Items from a dataset:
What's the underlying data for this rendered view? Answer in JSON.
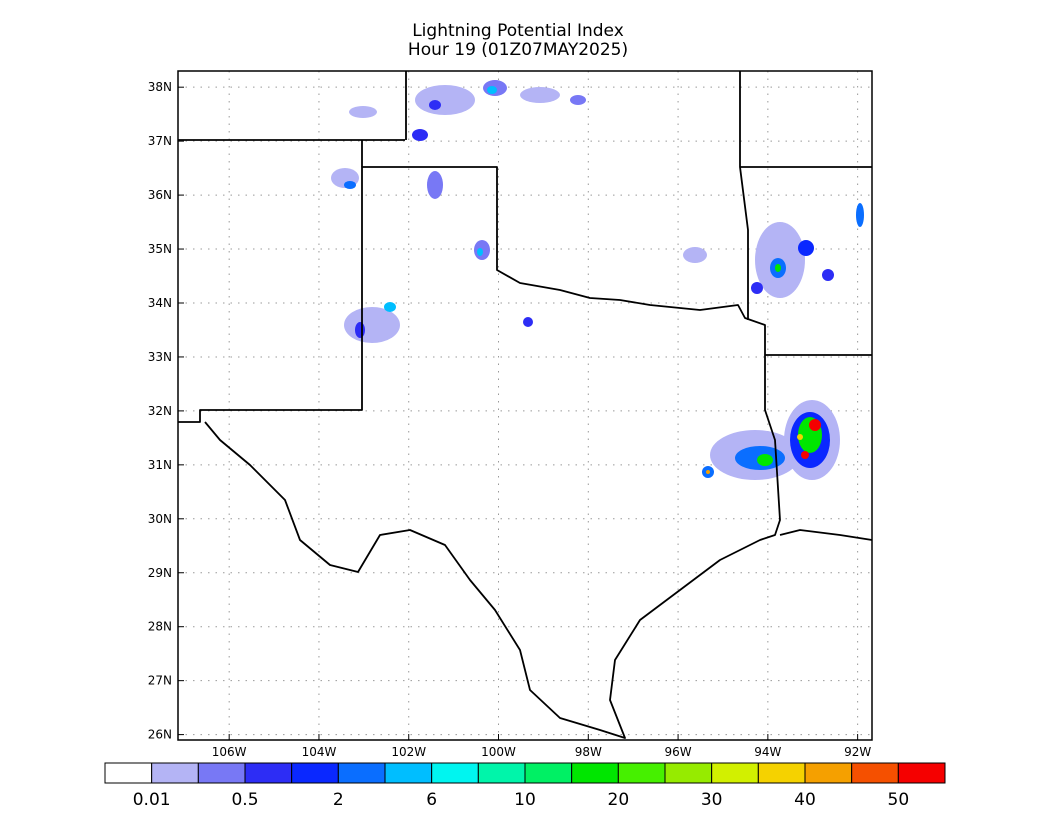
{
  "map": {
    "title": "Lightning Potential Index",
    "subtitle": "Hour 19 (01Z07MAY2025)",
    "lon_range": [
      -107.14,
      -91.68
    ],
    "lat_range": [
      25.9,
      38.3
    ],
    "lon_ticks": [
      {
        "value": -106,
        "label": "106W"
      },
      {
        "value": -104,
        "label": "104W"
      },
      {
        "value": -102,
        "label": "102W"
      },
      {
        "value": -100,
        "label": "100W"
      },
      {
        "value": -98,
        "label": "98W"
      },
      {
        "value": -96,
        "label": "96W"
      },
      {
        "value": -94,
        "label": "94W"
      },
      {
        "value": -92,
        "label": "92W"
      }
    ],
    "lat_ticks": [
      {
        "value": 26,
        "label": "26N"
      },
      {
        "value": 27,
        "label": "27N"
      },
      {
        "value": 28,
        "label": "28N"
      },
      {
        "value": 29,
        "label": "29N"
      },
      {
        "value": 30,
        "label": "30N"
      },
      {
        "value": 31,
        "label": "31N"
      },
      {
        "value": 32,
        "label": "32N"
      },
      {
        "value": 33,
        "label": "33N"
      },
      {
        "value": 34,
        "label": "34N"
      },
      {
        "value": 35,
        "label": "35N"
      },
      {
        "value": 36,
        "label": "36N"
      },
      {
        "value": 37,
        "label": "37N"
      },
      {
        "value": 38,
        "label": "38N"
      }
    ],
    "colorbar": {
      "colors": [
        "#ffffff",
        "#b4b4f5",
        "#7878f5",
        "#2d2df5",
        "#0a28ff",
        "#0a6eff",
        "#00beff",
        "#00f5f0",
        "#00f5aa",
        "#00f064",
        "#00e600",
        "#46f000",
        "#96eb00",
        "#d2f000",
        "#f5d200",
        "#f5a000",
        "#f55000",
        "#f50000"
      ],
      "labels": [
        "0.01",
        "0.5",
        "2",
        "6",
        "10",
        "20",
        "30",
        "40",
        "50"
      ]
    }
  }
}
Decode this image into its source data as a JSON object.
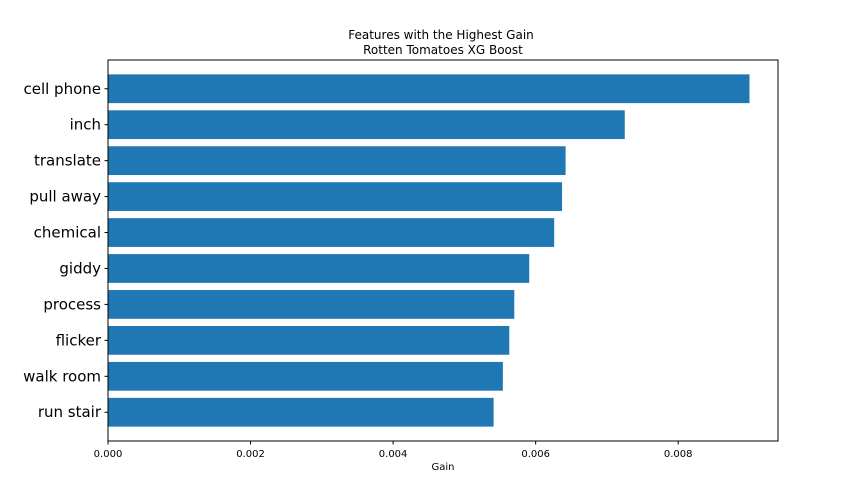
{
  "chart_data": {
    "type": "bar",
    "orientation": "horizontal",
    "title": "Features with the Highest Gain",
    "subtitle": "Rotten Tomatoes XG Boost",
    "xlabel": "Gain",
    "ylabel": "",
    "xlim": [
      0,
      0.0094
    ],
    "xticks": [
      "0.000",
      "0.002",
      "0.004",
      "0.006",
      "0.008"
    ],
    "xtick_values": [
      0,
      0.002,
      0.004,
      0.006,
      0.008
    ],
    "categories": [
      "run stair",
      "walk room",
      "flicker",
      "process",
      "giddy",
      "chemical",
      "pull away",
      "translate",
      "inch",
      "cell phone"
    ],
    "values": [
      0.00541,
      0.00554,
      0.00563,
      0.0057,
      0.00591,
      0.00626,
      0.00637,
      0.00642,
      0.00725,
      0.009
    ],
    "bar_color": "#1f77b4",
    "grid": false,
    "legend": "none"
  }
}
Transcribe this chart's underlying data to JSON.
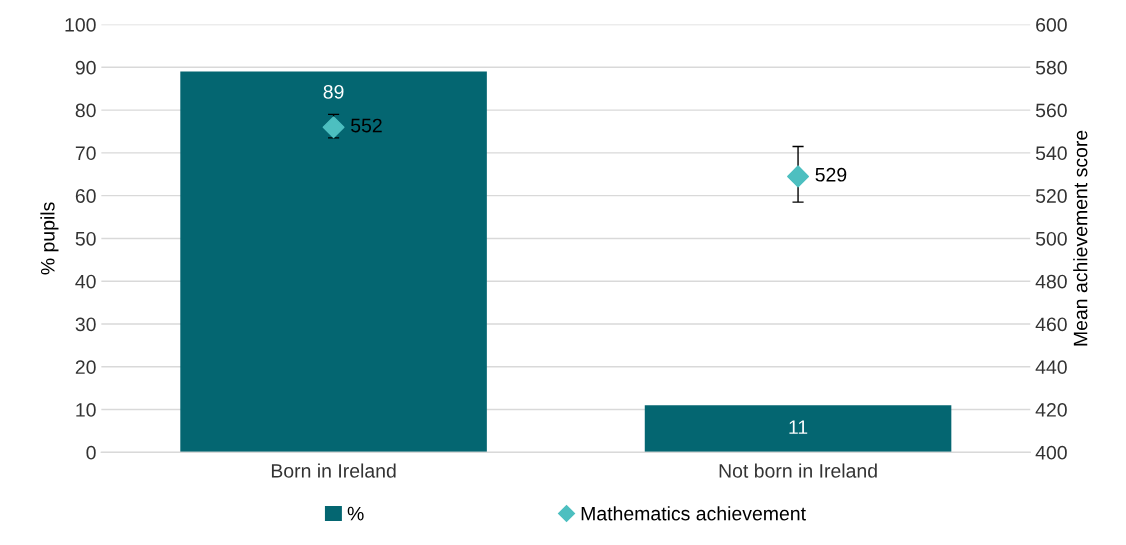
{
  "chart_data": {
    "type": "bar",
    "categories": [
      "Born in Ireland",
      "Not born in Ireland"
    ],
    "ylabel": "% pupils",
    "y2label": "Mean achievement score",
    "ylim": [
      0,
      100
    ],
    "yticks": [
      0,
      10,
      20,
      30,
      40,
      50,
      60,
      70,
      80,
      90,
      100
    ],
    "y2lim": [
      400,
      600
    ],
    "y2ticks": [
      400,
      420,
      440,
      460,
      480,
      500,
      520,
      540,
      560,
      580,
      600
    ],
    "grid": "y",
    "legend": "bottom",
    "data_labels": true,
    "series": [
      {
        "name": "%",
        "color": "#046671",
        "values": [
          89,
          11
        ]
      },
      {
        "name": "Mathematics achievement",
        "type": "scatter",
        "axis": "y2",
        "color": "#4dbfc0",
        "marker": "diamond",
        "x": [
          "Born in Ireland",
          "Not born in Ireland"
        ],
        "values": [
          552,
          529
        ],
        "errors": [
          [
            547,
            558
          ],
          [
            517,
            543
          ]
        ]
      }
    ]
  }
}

■ PROMPT
Output a single number: how many lines contain the word "name".

■ RESULT OF THIS EXERCISE
2